* begin Material shown *

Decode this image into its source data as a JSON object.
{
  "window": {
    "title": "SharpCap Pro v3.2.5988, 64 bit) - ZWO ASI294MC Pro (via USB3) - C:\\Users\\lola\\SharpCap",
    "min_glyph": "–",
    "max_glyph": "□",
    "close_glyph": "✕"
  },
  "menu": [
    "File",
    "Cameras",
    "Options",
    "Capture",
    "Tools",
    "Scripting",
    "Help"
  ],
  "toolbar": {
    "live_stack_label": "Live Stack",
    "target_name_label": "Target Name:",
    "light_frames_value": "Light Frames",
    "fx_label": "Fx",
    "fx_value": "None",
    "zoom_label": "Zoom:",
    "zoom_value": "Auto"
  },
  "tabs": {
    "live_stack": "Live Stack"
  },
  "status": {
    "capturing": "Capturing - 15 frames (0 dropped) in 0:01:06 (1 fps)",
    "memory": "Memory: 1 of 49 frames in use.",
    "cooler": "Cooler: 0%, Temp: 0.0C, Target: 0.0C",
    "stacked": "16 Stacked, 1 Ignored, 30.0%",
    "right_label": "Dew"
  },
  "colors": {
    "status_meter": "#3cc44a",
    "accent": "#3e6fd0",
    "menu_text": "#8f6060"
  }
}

* end Material shown *

**The request**
Output all records verbatim.

**Reply to the task**
Decode this image into its source data as a JSON object.
{
  "window": {
    "title": "SharpCap Pro v3.2.5988, 64 bit) - ZWO ASI294MC Pro (via USB3) - C:\\Users\\lola\\SharpCap",
    "min_glyph": "–",
    "max_glyph": "□",
    "close_glyph": "✕"
  },
  "menu": [
    "File",
    "Cameras",
    "Options",
    "Capture",
    "Tools",
    "Scripting",
    "Help"
  ],
  "toolbar": {
    "live_stack_label": "Live Stack",
    "target_name_label": "Target Name:",
    "light_frames_value": "Light Frames",
    "fx_label": "Fx",
    "fx_value": "None",
    "zoom_label": "Zoom:",
    "zoom_value": "Auto"
  },
  "tabs": {
    "live_stack": "Live Stack"
  },
  "status": {
    "capturing": "Capturing - 15 frames (0 dropped) in 0:01:06 (1 fps)",
    "memory": "Memory: 1 of 49 frames in use.",
    "cooler": "Cooler: 0%, Temp: 0.0C, Target: 0.0C",
    "stacked": "16 Stacked, 1 Ignored, 30.0%",
    "right_label": "Dew"
  },
  "colors": {
    "status_meter": "#3cc44a",
    "accent": "#3e6fd0",
    "menu_text": "#8f6060"
  }
}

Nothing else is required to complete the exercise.